Stored data
* * *
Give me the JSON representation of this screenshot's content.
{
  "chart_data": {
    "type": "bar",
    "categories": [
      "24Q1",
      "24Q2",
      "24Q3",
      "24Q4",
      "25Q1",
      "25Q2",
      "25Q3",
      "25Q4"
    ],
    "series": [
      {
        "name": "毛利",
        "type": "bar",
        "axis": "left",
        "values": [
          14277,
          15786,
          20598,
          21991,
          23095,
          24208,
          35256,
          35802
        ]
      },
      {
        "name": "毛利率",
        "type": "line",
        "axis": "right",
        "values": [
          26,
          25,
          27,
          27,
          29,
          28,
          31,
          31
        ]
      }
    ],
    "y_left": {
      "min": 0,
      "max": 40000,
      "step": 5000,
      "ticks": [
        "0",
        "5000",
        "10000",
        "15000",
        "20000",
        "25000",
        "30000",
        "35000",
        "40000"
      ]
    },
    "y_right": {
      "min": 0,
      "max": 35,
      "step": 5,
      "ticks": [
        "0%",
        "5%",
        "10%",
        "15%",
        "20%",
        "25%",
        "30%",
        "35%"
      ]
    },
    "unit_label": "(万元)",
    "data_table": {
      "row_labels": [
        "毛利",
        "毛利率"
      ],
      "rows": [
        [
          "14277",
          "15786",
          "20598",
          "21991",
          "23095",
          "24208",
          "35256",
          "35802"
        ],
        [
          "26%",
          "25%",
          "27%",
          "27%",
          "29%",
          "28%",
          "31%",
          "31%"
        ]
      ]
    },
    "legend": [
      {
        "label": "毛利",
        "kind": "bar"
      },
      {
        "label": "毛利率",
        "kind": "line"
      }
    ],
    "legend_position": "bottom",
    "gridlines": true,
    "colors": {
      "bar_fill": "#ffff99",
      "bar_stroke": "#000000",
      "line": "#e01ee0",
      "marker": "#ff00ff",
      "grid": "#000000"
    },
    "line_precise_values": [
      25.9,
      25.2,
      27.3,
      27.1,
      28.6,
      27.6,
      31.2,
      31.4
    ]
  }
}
* * *
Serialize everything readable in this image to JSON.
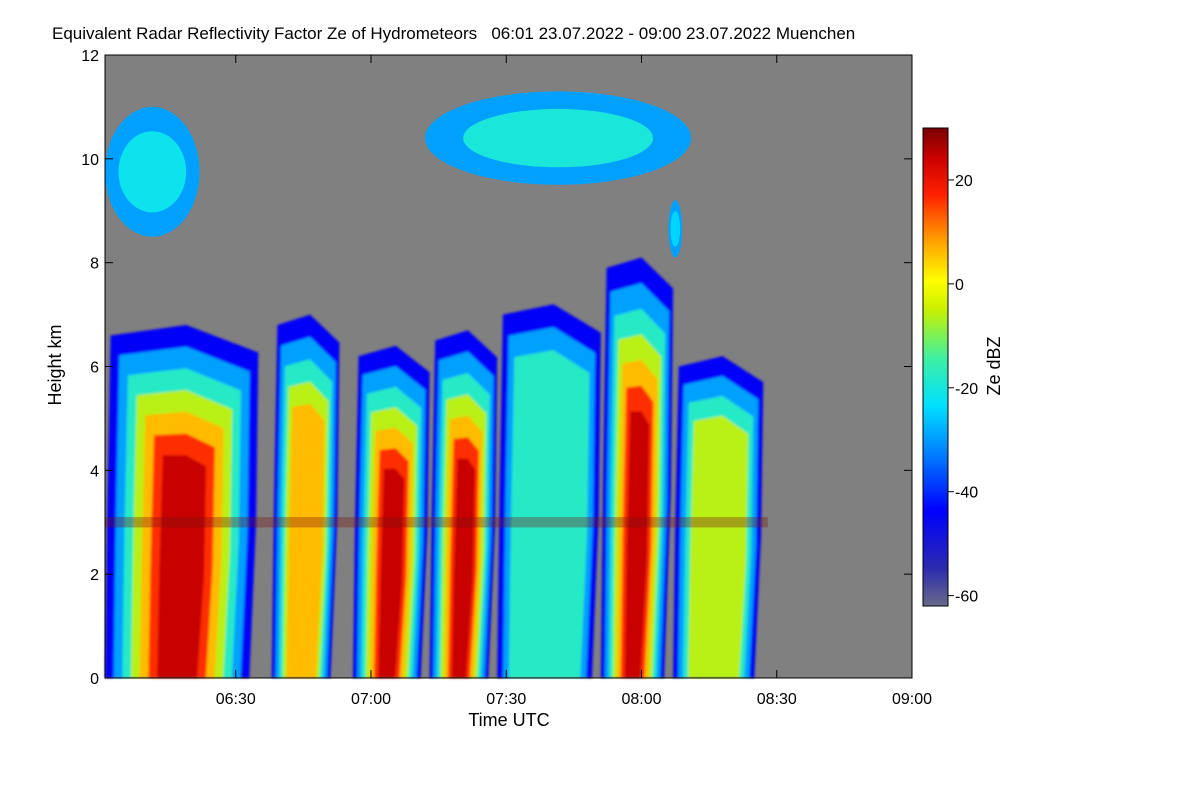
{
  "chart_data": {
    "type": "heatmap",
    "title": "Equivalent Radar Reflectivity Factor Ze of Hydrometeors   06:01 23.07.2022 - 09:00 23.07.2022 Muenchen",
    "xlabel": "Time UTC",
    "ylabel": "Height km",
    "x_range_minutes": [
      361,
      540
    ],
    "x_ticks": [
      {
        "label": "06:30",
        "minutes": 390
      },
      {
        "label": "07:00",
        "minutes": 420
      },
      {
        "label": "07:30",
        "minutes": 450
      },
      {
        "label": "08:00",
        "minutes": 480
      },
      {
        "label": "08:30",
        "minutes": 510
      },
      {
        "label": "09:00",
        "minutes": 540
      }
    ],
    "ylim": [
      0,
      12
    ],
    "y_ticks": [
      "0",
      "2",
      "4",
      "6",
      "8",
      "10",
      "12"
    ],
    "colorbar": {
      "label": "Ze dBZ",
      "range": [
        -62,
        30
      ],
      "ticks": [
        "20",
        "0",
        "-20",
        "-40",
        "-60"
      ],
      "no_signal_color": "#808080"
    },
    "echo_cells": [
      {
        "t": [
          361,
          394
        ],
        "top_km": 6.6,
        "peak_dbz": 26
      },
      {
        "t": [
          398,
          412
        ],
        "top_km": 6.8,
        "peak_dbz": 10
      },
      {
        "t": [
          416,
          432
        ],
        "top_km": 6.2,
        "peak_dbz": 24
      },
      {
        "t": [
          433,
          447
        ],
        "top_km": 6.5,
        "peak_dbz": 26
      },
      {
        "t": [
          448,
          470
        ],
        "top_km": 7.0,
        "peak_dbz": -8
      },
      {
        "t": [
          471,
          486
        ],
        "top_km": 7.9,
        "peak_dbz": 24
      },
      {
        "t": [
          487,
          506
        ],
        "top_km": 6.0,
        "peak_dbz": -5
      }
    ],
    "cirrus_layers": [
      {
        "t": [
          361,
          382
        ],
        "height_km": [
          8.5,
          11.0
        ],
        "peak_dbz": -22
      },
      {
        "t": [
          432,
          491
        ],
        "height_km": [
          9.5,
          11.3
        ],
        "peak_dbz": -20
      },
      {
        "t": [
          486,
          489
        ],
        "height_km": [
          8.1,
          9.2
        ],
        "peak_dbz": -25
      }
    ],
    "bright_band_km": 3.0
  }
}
* * *
» **Work to complete**: Extract every line that has the string "this" in it.

» **Problem solution**:
Give me the JSON representation of this screenshot's content.
Serialize everything readable in this image to JSON.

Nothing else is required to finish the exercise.